**WHAT YOU ARE ASKED TO DO**
Only the pictures are omitted; repeat all other data exactly.
━━━ ENTRIES PROVIDED ━━━
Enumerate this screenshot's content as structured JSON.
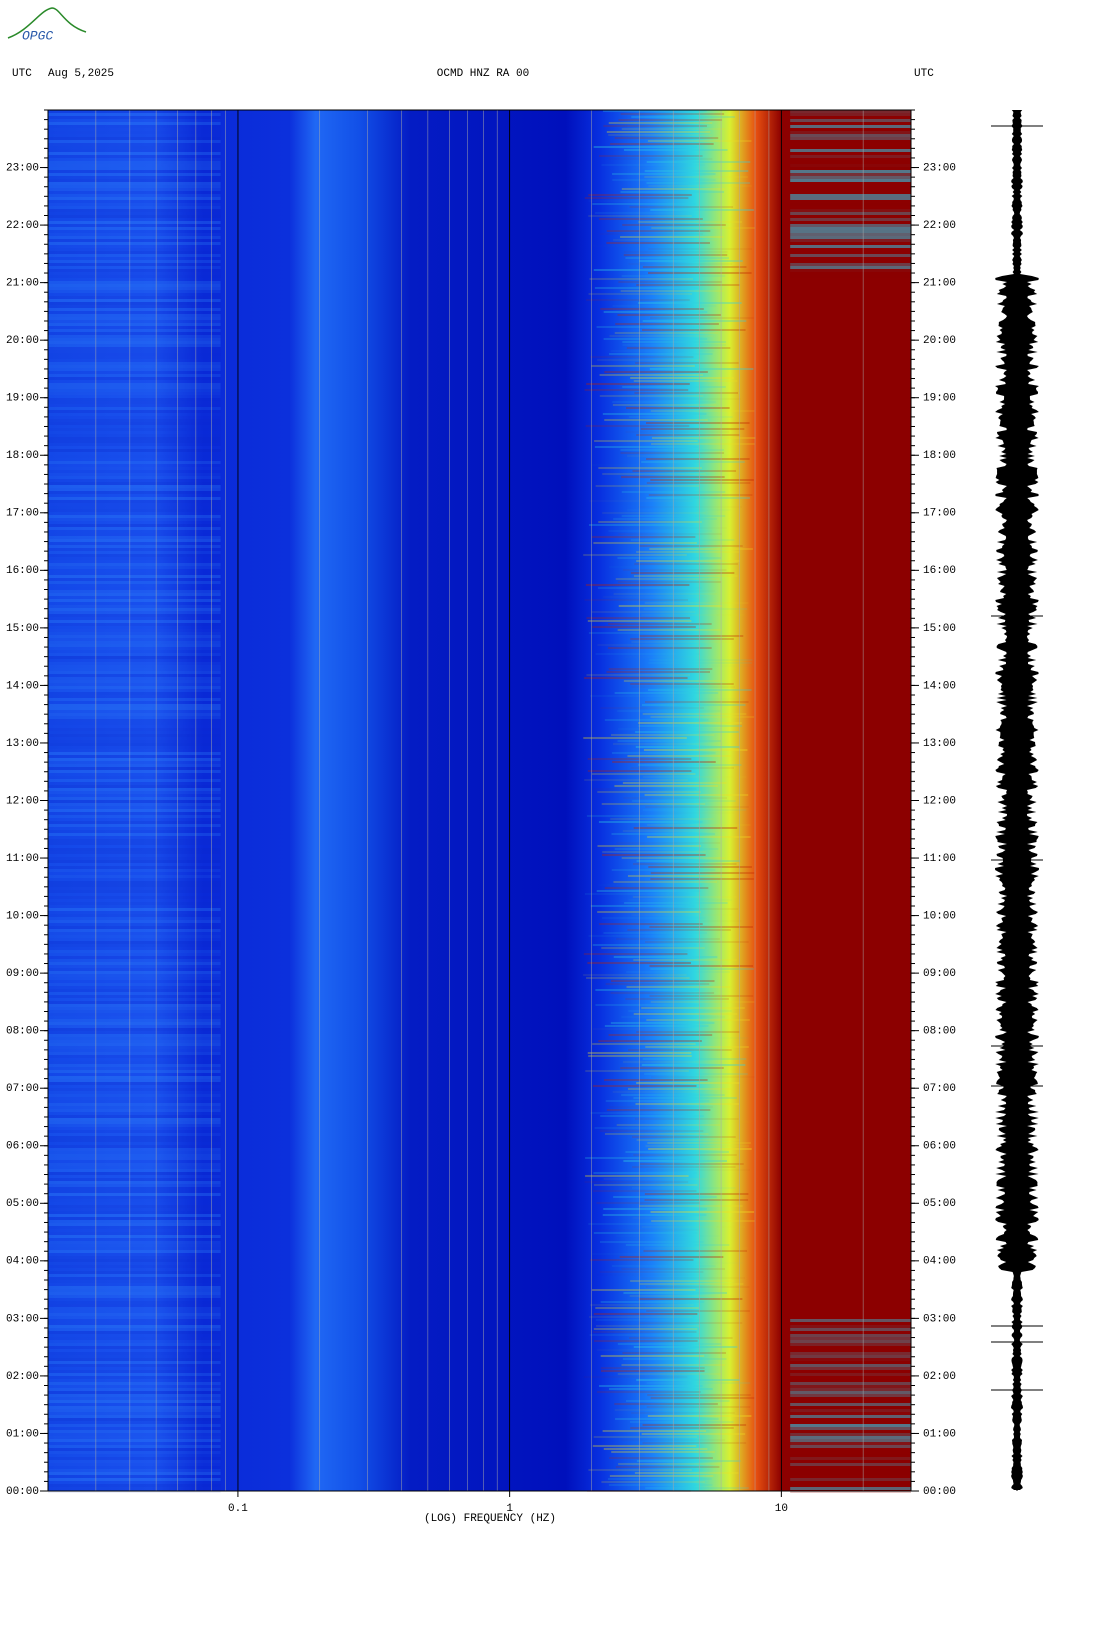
{
  "logo": "OPGC",
  "chart_data": {
    "type": "spectrogram",
    "title": "OCMD HNZ RA 00",
    "timezone_left": "UTC",
    "date": "Aug 5,2025",
    "timezone_right": "UTC",
    "x_label": "(LOG) FREQUENCY (HZ)",
    "x_scale": "log",
    "xlim": [
      0.02,
      30
    ],
    "xticks": [
      0.1,
      1,
      10
    ],
    "ylim": [
      0,
      24
    ],
    "yticks": [
      {
        "value": 0,
        "label": "00:00"
      },
      {
        "value": 1,
        "label": "01:00"
      },
      {
        "value": 2,
        "label": "02:00"
      },
      {
        "value": 3,
        "label": "03:00"
      },
      {
        "value": 4,
        "label": "04:00"
      },
      {
        "value": 5,
        "label": "05:00"
      },
      {
        "value": 6,
        "label": "06:00"
      },
      {
        "value": 7,
        "label": "07:00"
      },
      {
        "value": 8,
        "label": "08:00"
      },
      {
        "value": 9,
        "label": "09:00"
      },
      {
        "value": 10,
        "label": "10:00"
      },
      {
        "value": 11,
        "label": "11:00"
      },
      {
        "value": 12,
        "label": "12:00"
      },
      {
        "value": 13,
        "label": "13:00"
      },
      {
        "value": 14,
        "label": "14:00"
      },
      {
        "value": 15,
        "label": "15:00"
      },
      {
        "value": 16,
        "label": "16:00"
      },
      {
        "value": 17,
        "label": "17:00"
      },
      {
        "value": 18,
        "label": "18:00"
      },
      {
        "value": 19,
        "label": "19:00"
      },
      {
        "value": 20,
        "label": "20:00"
      },
      {
        "value": 21,
        "label": "21:00"
      },
      {
        "value": 22,
        "label": "22:00"
      },
      {
        "value": 23,
        "label": "23:00"
      }
    ]
  }
}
━━━
**SOLUTION FOR THIS TASK**
Enumerate this screenshot's content as structured JSON.
{
  "logo": "OPGC",
  "chart_data": {
    "type": "spectrogram",
    "title": "OCMD HNZ RA 00",
    "timezone_left": "UTC",
    "date": "Aug 5,2025",
    "timezone_right": "UTC",
    "x_label": "(LOG) FREQUENCY (HZ)",
    "x_scale": "log",
    "xlim": [
      0.02,
      30
    ],
    "xticks": [
      0.1,
      1,
      10
    ],
    "ylim": [
      0,
      24
    ],
    "yticks": [
      {
        "value": 0,
        "label": "00:00"
      },
      {
        "value": 1,
        "label": "01:00"
      },
      {
        "value": 2,
        "label": "02:00"
      },
      {
        "value": 3,
        "label": "03:00"
      },
      {
        "value": 4,
        "label": "04:00"
      },
      {
        "value": 5,
        "label": "05:00"
      },
      {
        "value": 6,
        "label": "06:00"
      },
      {
        "value": 7,
        "label": "07:00"
      },
      {
        "value": 8,
        "label": "08:00"
      },
      {
        "value": 9,
        "label": "09:00"
      },
      {
        "value": 10,
        "label": "10:00"
      },
      {
        "value": 11,
        "label": "11:00"
      },
      {
        "value": 12,
        "label": "12:00"
      },
      {
        "value": 13,
        "label": "13:00"
      },
      {
        "value": 14,
        "label": "14:00"
      },
      {
        "value": 15,
        "label": "15:00"
      },
      {
        "value": 16,
        "label": "16:00"
      },
      {
        "value": 17,
        "label": "17:00"
      },
      {
        "value": 18,
        "label": "18:00"
      },
      {
        "value": 19,
        "label": "19:00"
      },
      {
        "value": 20,
        "label": "20:00"
      },
      {
        "value": 21,
        "label": "21:00"
      },
      {
        "value": 22,
        "label": "22:00"
      },
      {
        "value": 23,
        "label": "23:00"
      }
    ]
  }
}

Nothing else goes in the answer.